Comb the records below for the string "name" and copy each line where it turns up.
— begin —
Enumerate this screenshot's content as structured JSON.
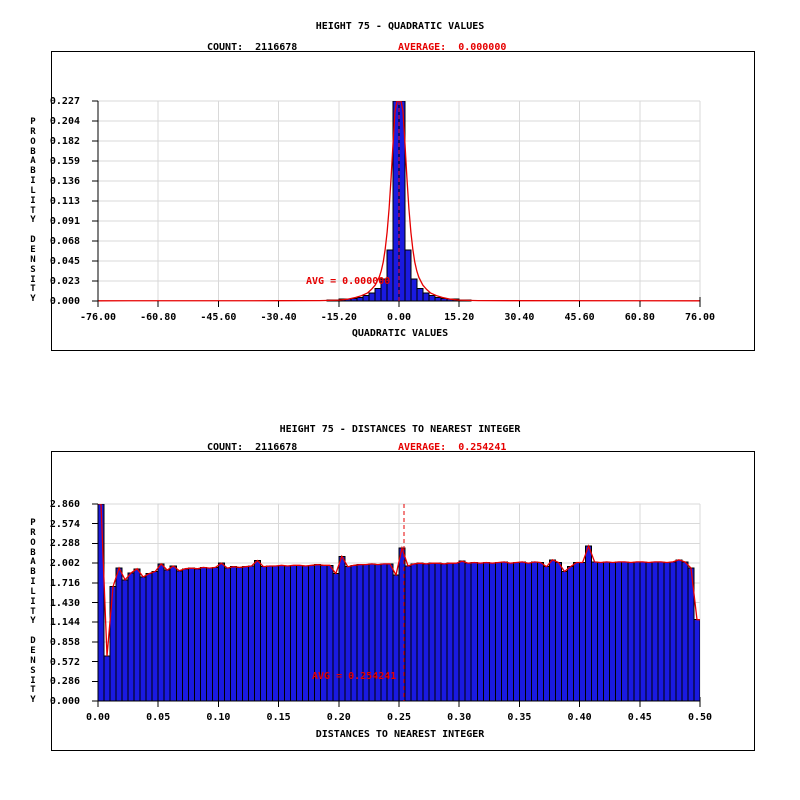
{
  "page": {
    "background": "#ffffff"
  },
  "colors": {
    "bar_fill": "#1a1ae0",
    "bar_outline": "#000000",
    "red": "#e60000",
    "grid": "#d9d9d9",
    "axis": "#000000",
    "text": "#000000"
  },
  "chart_data": [
    {
      "type": "bar",
      "title": "HEIGHT 75 - QUADRATIC VALUES",
      "count": 2116678,
      "average": 0.0,
      "count_label": "COUNT:  2116678",
      "average_label": "AVERAGE:  0.000000",
      "avg_annotation": "AVG = 0.000000",
      "xlabel": "QUADRATIC VALUES",
      "ylabel": "PROBABILITY DENSITY",
      "xlim": [
        -76.0,
        76.0
      ],
      "ylim": [
        0.0,
        0.227
      ],
      "grid": true,
      "legend": "none",
      "x_tick_labels": [
        "-76.00",
        "-60.80",
        "-45.60",
        "-30.40",
        "-15.20",
        "0.00",
        "15.20",
        "30.40",
        "45.60",
        "60.80",
        "76.00"
      ],
      "y_tick_labels": [
        "0.227",
        "0.204",
        "0.182",
        "0.159",
        "0.136",
        "0.113",
        "0.091",
        "0.068",
        "0.045",
        "0.023",
        "0.000"
      ],
      "bin_start": -76.0,
      "bin_width": 1.52,
      "values": [
        0,
        0,
        0,
        0,
        0,
        0,
        0,
        0,
        0,
        0,
        0,
        0,
        0,
        0,
        0,
        0,
        0,
        0,
        0,
        0,
        0,
        0,
        0,
        0,
        0,
        0,
        0,
        0,
        0,
        0,
        0,
        0,
        0,
        0,
        0,
        0,
        0,
        0,
        0.001,
        0.001,
        0.002,
        0.002,
        0.003,
        0.004,
        0.006,
        0.009,
        0.014,
        0.025,
        0.058,
        0.227,
        0.227,
        0.058,
        0.025,
        0.014,
        0.009,
        0.006,
        0.004,
        0.003,
        0.002,
        0.002,
        0.001,
        0.001,
        0,
        0,
        0,
        0,
        0,
        0,
        0,
        0,
        0,
        0,
        0,
        0,
        0,
        0,
        0,
        0,
        0,
        0,
        0,
        0,
        0,
        0,
        0,
        0,
        0,
        0,
        0,
        0,
        0,
        0,
        0,
        0,
        0,
        0,
        0,
        0,
        0,
        0
      ],
      "avg_line_x": 0.0,
      "curve": {
        "x": [
          -76,
          -30,
          -20,
          -15.2,
          -13,
          -11,
          -9.5,
          -8,
          -7,
          -6,
          -5,
          -4.5,
          -4,
          -3.5,
          -3,
          -2.5,
          -2,
          -1.5,
          -1,
          -0.5,
          0,
          0.5,
          1,
          1.5,
          2,
          2.5,
          3,
          3.5,
          4,
          4.5,
          5,
          6,
          7,
          8,
          9.5,
          11,
          13,
          15.2,
          20,
          30,
          76
        ],
        "y": [
          0.0002,
          0.0003,
          0.0005,
          0.001,
          0.002,
          0.004,
          0.006,
          0.009,
          0.013,
          0.018,
          0.027,
          0.034,
          0.044,
          0.058,
          0.078,
          0.105,
          0.14,
          0.18,
          0.215,
          0.235,
          0.24,
          0.235,
          0.215,
          0.18,
          0.14,
          0.105,
          0.078,
          0.058,
          0.044,
          0.034,
          0.027,
          0.018,
          0.013,
          0.009,
          0.006,
          0.004,
          0.002,
          0.001,
          0.0005,
          0.0003,
          0.0002
        ]
      }
    },
    {
      "type": "bar",
      "title": "HEIGHT 75 - DISTANCES TO NEAREST INTEGER",
      "count": 2116678,
      "average": 0.254241,
      "count_label": "COUNT:  2116678",
      "average_label": "AVERAGE:  0.254241",
      "avg_annotation": "AVG = 0.254241",
      "xlabel": "DISTANCES TO NEAREST INTEGER",
      "ylabel": "PROBABILITY DENSITY",
      "xlim": [
        0.0,
        0.5
      ],
      "ylim": [
        0.0,
        2.86
      ],
      "grid": true,
      "legend": "none",
      "x_tick_labels": [
        "0.00",
        "0.05",
        "0.10",
        "0.15",
        "0.20",
        "0.25",
        "0.30",
        "0.35",
        "0.40",
        "0.45",
        "0.50"
      ],
      "y_tick_labels": [
        "2.860",
        "2.574",
        "2.288",
        "2.002",
        "1.716",
        "1.430",
        "1.144",
        "0.858",
        "0.572",
        "0.286",
        "0.000"
      ],
      "bin_start": 0.0,
      "bin_width": 0.005,
      "values": [
        2.86,
        0.65,
        1.66,
        1.93,
        1.76,
        1.86,
        1.92,
        1.8,
        1.85,
        1.88,
        1.99,
        1.9,
        1.96,
        1.89,
        1.92,
        1.93,
        1.92,
        1.94,
        1.93,
        1.94,
        2.0,
        1.93,
        1.95,
        1.94,
        1.95,
        1.96,
        2.04,
        1.95,
        1.96,
        1.96,
        1.97,
        1.96,
        1.97,
        1.97,
        1.96,
        1.97,
        1.98,
        1.97,
        1.97,
        1.85,
        2.1,
        1.95,
        1.97,
        1.98,
        1.98,
        1.99,
        1.98,
        1.99,
        1.99,
        1.83,
        2.22,
        1.96,
        1.99,
        2.0,
        1.99,
        2.0,
        2.0,
        1.99,
        2.0,
        2.0,
        2.03,
        2.0,
        2.01,
        2.0,
        2.01,
        2.0,
        2.01,
        2.02,
        2.0,
        2.01,
        2.02,
        2.0,
        2.02,
        2.01,
        1.95,
        2.05,
        2.01,
        1.88,
        1.95,
        2.01,
        2.01,
        2.25,
        2.02,
        2.01,
        2.02,
        2.01,
        2.02,
        2.02,
        2.01,
        2.02,
        2.02,
        2.01,
        2.02,
        2.02,
        2.01,
        2.02,
        2.05,
        2.02,
        1.93,
        1.18
      ],
      "avg_line_x": 0.254241,
      "curve": "trace-bins"
    }
  ]
}
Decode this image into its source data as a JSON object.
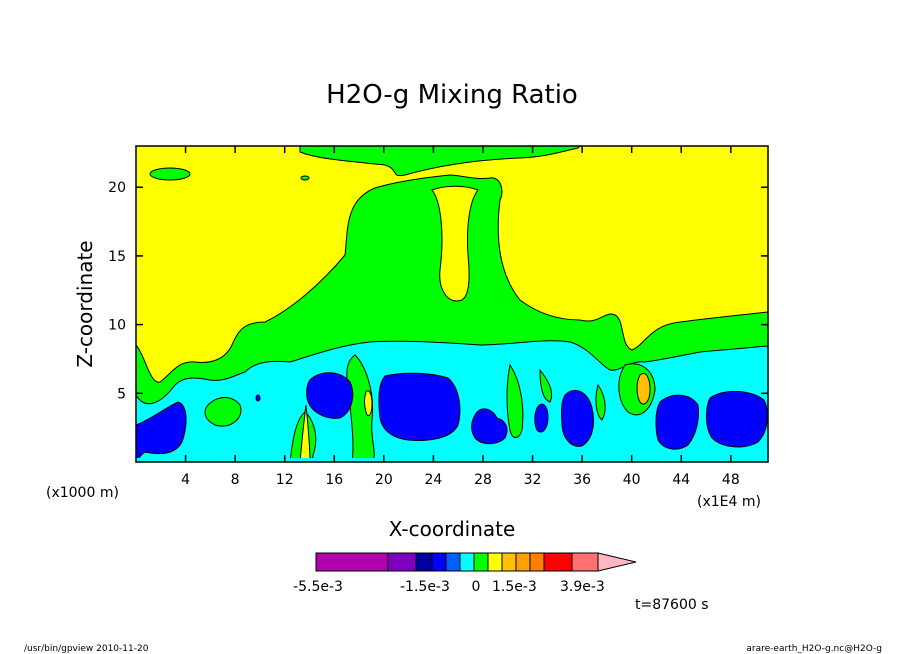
{
  "chart_data": {
    "type": "heatmap",
    "subtype": "filled-contour",
    "title": "H2O-g Mixing Ratio",
    "xlabel": "X-coordinate",
    "ylabel": "Z-coordinate",
    "x_unit": "(x1000 m)",
    "x_multiplier_label": "(x1E4 m)",
    "xlim": [
      0,
      51
    ],
    "ylim": [
      0,
      23
    ],
    "x_ticks": [
      4,
      8,
      12,
      16,
      20,
      24,
      28,
      32,
      36,
      40,
      44,
      48
    ],
    "y_ticks": [
      5,
      10,
      15,
      20
    ],
    "grid": false,
    "colorbar": {
      "labels": [
        "-5.5e-3",
        "-1.5e-3",
        "0",
        "1.5e-3",
        "3.9e-3"
      ],
      "colors": [
        "#b000b0",
        "#8000c0",
        "#0000a0",
        "#0000ff",
        "#0060ff",
        "#00ffff",
        "#00ff00",
        "#ffff00",
        "#ffc000",
        "#ffa000",
        "#ff8000",
        "#ff0000",
        "#ff7070",
        "#ffb8c0"
      ]
    },
    "field_levels": [
      {
        "name": "yellow",
        "color": "#ffff00"
      },
      {
        "name": "green",
        "color": "#00ff00"
      },
      {
        "name": "cyan",
        "color": "#00ffff"
      },
      {
        "name": "blue",
        "color": "#0000ff"
      },
      {
        "name": "orange",
        "color": "#ffc000"
      }
    ],
    "time_label": "t=87600 s"
  },
  "footer": {
    "left": "/usr/bin/gpview   2010-11-20",
    "right": "arare-earth_H2O-g.nc@H2O-g"
  }
}
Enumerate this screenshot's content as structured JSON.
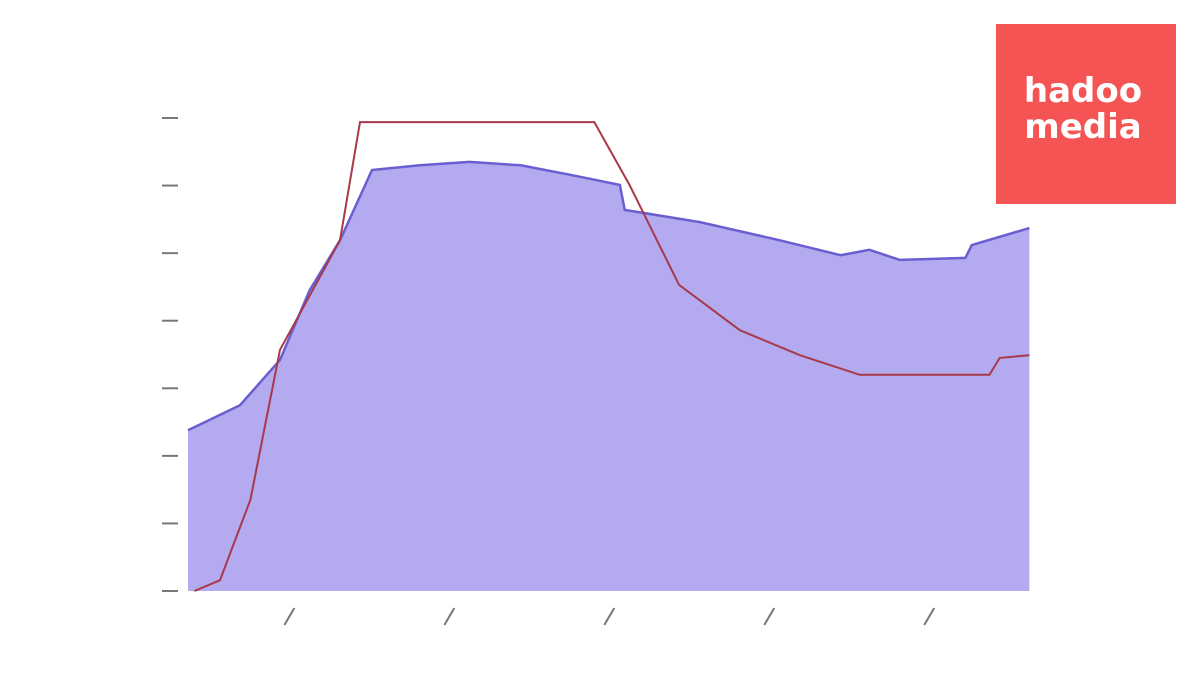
{
  "chart_data": {
    "type": "area-line",
    "xlim": [
      0.36,
      5.63
    ],
    "xticks": [
      1,
      2,
      3,
      4,
      5
    ],
    "ylim": [
      0,
      7
    ],
    "yticks": [
      0,
      1,
      2,
      3,
      4,
      5,
      6,
      7
    ],
    "series": [
      {
        "kind": "area",
        "color": "#6a5fd0",
        "fill": "#b4aaf0",
        "x": [
          0.36,
          0.685,
          0.935,
          1.12,
          1.31,
          1.51,
          1.81,
          2.12,
          2.44,
          2.75,
          3.06,
          3.09,
          3.56,
          4.06,
          4.44,
          4.62,
          4.81,
          5.22,
          5.26,
          5.62
        ],
        "values": [
          2.38,
          2.75,
          3.42,
          4.45,
          5.19,
          6.23,
          6.3,
          6.35,
          6.3,
          6.16,
          6.01,
          5.64,
          5.46,
          5.19,
          4.97,
          5.05,
          4.9,
          4.93,
          5.12,
          5.37
        ]
      },
      {
        "kind": "line",
        "color": "#a8384a",
        "x": [
          0.4,
          0.56,
          0.75,
          0.935,
          1.31,
          1.435,
          2.9,
          3.12,
          3.43,
          3.81,
          4.185,
          4.56,
          5.37,
          5.435,
          5.62
        ],
        "values": [
          0,
          0.16,
          1.35,
          3.57,
          5.19,
          6.94,
          6.94,
          6.01,
          4.53,
          3.86,
          3.49,
          3.2,
          3.2,
          3.45,
          3.49
        ]
      }
    ]
  },
  "logo": {
    "line1": "hadoo",
    "line2": "media"
  }
}
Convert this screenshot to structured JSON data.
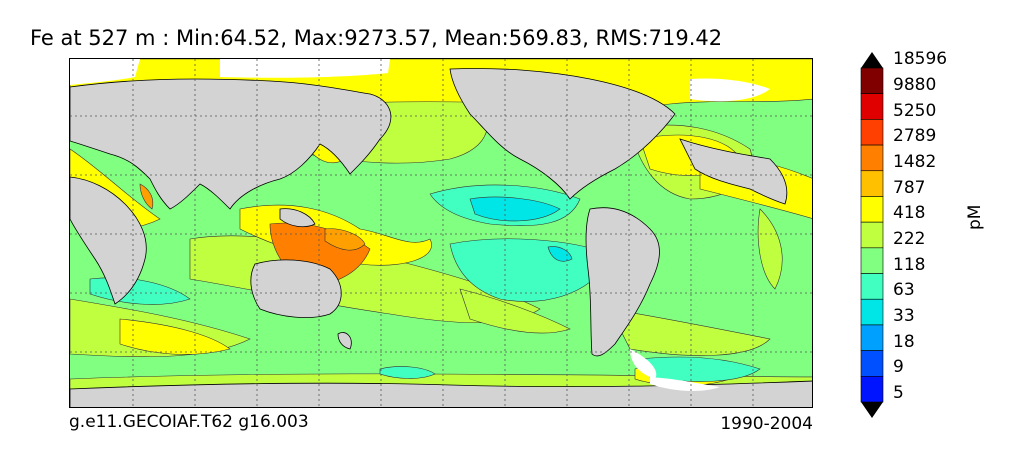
{
  "title": "Fe at 527 m : Min:64.52, Max:9273.57, Mean:569.83, RMS:719.42",
  "caption_left": "g.e11.GECOIAF.T62 g16.003",
  "caption_right": "1990-2004",
  "colorbar": {
    "units": "pM",
    "levels": [
      "5",
      "9",
      "18",
      "33",
      "63",
      "118",
      "222",
      "418",
      "787",
      "1482",
      "2789",
      "5250",
      "9880",
      "18596"
    ],
    "colors": [
      "#000080",
      "#0000c8",
      "#0014ff",
      "#0050ff",
      "#00a0ff",
      "#00e6e6",
      "#40ffc0",
      "#80ff80",
      "#c0ff40",
      "#ffff00",
      "#ffc000",
      "#ff8000",
      "#ff4000",
      "#e00000",
      "#800000"
    ]
  },
  "map_colors": {
    "land": "#d3d3d3",
    "no_data": "#ffffff",
    "green": "#80ff80",
    "lime": "#c0ff40",
    "yellow": "#ffff00",
    "orange": "#ffa000",
    "dark_orange": "#ff8000",
    "turquoise": "#40ffc0",
    "cyan": "#00e6e6"
  }
}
— end —
§ Final result:
        "name": "yellow",
        "name": "green",
        "name": "cyan",
        "name": "blue",
        "name": "orange",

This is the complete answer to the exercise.